Saved data entries
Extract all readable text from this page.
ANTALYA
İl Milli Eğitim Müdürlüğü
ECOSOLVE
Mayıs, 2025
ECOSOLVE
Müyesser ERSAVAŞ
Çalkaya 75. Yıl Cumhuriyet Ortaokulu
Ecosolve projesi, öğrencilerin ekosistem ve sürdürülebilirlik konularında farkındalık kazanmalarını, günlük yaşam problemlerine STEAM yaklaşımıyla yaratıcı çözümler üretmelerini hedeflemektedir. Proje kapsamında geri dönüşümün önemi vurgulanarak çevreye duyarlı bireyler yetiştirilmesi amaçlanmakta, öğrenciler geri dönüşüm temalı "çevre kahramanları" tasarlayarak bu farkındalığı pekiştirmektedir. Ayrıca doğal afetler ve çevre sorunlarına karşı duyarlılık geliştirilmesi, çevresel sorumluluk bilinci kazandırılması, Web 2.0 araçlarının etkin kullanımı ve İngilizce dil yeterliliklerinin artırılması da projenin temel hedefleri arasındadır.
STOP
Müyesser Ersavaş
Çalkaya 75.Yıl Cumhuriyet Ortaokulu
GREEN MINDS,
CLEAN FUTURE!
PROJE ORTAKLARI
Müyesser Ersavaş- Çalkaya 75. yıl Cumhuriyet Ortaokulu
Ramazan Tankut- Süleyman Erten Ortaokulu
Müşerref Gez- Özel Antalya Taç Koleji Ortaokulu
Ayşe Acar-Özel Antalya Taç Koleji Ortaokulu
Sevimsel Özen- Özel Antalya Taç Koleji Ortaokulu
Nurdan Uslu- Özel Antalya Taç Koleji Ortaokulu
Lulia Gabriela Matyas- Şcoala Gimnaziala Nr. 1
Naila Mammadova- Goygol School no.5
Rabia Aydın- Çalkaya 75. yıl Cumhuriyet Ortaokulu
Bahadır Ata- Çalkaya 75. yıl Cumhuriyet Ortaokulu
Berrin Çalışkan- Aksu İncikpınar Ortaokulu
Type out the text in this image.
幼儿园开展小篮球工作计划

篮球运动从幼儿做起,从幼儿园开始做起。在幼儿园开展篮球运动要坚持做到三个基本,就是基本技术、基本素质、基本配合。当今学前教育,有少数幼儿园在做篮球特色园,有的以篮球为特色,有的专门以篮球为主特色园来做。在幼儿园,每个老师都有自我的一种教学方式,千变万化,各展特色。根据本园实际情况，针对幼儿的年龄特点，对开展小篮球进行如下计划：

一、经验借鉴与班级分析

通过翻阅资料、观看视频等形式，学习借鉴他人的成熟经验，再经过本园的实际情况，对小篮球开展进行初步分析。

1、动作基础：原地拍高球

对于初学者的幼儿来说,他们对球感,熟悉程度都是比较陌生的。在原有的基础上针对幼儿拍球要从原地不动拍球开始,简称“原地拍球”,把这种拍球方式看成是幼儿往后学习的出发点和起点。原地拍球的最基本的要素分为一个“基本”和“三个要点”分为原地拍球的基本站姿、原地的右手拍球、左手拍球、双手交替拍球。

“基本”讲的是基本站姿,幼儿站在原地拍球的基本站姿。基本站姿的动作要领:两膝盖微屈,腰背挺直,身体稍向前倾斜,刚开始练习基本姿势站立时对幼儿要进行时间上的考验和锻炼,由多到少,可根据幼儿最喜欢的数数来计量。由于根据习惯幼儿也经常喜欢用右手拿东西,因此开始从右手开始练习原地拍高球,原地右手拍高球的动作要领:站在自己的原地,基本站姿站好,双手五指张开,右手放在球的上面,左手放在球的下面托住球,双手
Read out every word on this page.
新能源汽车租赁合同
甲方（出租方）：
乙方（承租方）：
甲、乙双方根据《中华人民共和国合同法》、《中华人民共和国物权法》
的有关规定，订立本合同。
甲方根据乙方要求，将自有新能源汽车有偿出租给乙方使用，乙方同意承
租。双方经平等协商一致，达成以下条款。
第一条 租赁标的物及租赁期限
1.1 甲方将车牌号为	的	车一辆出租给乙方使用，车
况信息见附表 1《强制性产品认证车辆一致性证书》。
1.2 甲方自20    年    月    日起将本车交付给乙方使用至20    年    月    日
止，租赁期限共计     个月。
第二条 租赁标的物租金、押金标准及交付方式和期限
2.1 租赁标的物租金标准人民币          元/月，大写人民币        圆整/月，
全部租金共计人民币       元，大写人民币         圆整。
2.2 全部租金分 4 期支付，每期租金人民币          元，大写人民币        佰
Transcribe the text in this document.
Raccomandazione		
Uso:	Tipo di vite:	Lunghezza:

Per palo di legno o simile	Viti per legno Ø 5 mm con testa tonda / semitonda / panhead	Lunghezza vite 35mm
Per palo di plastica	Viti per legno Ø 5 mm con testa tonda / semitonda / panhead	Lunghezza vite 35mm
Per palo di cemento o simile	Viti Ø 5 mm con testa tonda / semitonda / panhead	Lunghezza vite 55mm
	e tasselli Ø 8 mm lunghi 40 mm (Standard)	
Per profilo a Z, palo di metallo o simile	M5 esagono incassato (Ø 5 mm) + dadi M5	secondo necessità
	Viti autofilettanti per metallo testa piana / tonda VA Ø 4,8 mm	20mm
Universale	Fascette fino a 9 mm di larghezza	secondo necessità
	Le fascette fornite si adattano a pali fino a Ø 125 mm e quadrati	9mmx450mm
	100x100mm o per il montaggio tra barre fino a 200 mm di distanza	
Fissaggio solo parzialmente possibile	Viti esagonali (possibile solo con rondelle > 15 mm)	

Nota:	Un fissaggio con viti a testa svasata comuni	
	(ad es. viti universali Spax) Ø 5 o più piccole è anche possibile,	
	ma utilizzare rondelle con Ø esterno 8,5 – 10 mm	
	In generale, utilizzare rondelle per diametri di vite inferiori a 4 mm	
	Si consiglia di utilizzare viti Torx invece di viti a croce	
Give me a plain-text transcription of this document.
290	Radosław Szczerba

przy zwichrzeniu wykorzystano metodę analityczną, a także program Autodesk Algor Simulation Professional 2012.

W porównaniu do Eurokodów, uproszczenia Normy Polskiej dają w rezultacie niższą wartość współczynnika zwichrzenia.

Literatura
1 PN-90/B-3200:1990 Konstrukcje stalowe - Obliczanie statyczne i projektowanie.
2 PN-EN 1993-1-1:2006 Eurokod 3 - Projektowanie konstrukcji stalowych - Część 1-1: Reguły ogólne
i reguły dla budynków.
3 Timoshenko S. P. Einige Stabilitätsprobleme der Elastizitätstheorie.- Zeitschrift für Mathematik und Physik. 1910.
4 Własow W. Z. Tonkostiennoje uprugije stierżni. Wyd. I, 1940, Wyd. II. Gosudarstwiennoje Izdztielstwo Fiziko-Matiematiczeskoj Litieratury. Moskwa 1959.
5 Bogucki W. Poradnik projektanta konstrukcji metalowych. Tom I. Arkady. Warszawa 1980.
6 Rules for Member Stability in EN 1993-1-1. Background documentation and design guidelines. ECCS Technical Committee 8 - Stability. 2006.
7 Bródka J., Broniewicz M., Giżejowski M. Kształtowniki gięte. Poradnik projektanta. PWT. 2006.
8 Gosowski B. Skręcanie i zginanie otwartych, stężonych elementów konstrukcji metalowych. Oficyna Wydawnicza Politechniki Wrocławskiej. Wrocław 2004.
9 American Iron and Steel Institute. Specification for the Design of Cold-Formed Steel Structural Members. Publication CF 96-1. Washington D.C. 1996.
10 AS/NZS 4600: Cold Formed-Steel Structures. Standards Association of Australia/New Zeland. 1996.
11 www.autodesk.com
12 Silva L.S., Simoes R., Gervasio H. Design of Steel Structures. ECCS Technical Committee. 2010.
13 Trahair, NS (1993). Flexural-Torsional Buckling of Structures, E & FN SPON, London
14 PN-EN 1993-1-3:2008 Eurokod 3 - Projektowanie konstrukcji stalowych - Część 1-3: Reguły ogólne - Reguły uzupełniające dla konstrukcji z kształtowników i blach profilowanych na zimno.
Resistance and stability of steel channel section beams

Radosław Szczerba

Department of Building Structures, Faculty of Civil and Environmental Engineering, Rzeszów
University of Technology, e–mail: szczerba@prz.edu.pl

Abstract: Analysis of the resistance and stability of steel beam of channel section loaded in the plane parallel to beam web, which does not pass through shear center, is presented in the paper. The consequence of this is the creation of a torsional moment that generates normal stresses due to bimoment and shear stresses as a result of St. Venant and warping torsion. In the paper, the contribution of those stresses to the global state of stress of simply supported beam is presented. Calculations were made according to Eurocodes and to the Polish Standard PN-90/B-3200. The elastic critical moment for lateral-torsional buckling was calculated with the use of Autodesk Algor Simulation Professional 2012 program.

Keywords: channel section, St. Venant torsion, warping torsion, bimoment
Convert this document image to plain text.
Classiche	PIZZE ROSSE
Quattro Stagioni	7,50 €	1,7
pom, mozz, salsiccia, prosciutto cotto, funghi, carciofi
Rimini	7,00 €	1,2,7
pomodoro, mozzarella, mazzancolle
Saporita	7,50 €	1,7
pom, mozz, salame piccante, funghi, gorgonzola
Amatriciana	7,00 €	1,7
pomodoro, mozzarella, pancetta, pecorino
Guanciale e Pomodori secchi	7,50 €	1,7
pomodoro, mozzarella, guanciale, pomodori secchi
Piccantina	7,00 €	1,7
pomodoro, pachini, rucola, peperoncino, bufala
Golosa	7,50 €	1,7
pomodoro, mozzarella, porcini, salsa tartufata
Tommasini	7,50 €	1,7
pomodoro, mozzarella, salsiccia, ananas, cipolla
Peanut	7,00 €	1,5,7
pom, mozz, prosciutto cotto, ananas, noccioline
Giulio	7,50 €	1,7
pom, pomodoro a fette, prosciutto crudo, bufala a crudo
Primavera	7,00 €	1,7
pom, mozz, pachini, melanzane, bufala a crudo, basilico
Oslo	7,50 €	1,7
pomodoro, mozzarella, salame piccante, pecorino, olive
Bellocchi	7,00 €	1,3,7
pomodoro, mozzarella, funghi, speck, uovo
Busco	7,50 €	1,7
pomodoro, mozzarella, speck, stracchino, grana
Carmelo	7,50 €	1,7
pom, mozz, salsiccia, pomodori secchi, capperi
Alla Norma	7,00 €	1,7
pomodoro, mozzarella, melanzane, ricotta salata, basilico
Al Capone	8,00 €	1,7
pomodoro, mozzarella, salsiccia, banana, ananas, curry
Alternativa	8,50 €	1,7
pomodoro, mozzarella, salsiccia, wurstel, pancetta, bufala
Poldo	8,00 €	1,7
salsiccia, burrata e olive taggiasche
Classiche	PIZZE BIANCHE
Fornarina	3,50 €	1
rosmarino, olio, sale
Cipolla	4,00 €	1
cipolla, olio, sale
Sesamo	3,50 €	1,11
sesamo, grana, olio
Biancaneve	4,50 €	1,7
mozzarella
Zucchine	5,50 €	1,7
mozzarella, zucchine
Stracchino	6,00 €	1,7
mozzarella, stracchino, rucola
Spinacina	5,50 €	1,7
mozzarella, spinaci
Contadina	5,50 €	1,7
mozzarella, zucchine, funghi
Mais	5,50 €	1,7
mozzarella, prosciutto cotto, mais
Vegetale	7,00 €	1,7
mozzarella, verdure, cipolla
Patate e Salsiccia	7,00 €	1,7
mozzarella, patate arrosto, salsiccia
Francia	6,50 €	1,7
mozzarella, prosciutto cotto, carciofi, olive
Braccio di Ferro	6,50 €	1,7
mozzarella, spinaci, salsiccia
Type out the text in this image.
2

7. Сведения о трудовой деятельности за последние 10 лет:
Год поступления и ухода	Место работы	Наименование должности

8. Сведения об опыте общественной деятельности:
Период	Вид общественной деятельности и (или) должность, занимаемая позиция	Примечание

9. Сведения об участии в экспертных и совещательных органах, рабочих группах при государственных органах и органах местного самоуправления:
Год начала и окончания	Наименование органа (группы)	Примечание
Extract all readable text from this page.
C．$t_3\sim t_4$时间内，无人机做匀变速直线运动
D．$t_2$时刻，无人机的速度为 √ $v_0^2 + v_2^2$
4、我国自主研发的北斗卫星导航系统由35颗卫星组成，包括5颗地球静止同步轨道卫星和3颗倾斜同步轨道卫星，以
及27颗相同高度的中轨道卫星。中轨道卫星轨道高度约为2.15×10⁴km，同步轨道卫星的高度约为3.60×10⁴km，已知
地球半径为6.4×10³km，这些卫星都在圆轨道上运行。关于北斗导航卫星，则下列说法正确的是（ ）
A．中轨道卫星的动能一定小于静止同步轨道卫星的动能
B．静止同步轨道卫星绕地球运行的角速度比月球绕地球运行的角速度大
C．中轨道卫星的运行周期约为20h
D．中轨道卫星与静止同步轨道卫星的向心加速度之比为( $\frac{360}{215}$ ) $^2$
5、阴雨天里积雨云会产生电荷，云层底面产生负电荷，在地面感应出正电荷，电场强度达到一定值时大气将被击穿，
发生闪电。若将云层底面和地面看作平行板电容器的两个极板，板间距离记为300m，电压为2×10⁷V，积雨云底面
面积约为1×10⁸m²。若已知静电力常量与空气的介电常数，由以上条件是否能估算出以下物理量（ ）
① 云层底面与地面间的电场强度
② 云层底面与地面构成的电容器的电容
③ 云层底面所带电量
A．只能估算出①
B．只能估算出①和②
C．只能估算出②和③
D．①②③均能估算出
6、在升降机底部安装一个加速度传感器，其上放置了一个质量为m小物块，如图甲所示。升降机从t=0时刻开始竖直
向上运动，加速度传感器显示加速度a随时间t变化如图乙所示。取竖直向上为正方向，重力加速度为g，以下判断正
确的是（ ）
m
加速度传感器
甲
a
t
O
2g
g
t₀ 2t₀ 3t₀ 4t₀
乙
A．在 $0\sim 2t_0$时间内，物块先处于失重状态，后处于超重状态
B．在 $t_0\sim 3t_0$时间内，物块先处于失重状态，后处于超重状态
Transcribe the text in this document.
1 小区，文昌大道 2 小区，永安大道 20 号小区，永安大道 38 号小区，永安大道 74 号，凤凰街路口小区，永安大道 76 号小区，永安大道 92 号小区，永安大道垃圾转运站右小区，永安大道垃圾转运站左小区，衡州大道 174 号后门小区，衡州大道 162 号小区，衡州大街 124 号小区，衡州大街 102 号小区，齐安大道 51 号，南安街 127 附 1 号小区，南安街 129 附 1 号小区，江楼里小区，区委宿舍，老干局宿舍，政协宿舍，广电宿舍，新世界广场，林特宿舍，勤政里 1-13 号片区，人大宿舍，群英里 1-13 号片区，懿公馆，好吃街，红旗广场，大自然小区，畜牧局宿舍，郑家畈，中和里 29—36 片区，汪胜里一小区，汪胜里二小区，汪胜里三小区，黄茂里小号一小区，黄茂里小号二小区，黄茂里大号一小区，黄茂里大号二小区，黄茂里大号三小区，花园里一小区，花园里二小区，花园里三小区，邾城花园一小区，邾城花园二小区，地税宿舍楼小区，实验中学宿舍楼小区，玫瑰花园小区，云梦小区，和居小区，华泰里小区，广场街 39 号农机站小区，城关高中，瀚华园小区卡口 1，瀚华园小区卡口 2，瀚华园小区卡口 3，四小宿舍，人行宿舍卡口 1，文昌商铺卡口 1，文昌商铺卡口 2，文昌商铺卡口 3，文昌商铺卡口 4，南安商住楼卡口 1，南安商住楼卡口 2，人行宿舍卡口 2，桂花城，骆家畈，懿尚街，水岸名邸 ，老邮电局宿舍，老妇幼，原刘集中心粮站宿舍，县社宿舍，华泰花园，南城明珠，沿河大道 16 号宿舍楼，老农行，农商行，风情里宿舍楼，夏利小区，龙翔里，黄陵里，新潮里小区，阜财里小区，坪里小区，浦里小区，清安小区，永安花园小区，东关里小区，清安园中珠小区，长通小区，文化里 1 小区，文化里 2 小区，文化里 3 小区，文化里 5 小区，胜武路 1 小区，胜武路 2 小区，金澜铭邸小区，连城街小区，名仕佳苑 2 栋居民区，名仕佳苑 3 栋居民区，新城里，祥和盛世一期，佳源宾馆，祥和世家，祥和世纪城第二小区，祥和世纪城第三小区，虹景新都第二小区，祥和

### WHAT THIS TASK INVOLVES
Copy out the lines that hold "warping".

### THE RESPONSE
Abstract: Analysis of the resistance and stability of steel beam of channel section loaded in the plane parallel to beam web, which does not pass through shear center, is presented in the paper. The consequence of this is the creation of a torsional moment that generates normal stresses due to bimoment and shear stresses as a result of St. Venant and warping torsion. In the paper, the contribution of those stresses to the global state of stress of simply supported beam is presented. Calculations were made according to Eurocodes and to the Polish Standard PN-90/B-3200. The elastic critical moment for lateral-torsional buckling was calculated with the use of Autodesk Algor Simulation Professional 2012 program.
Keywords: channel section, St. Venant torsion, warping torsion, bimoment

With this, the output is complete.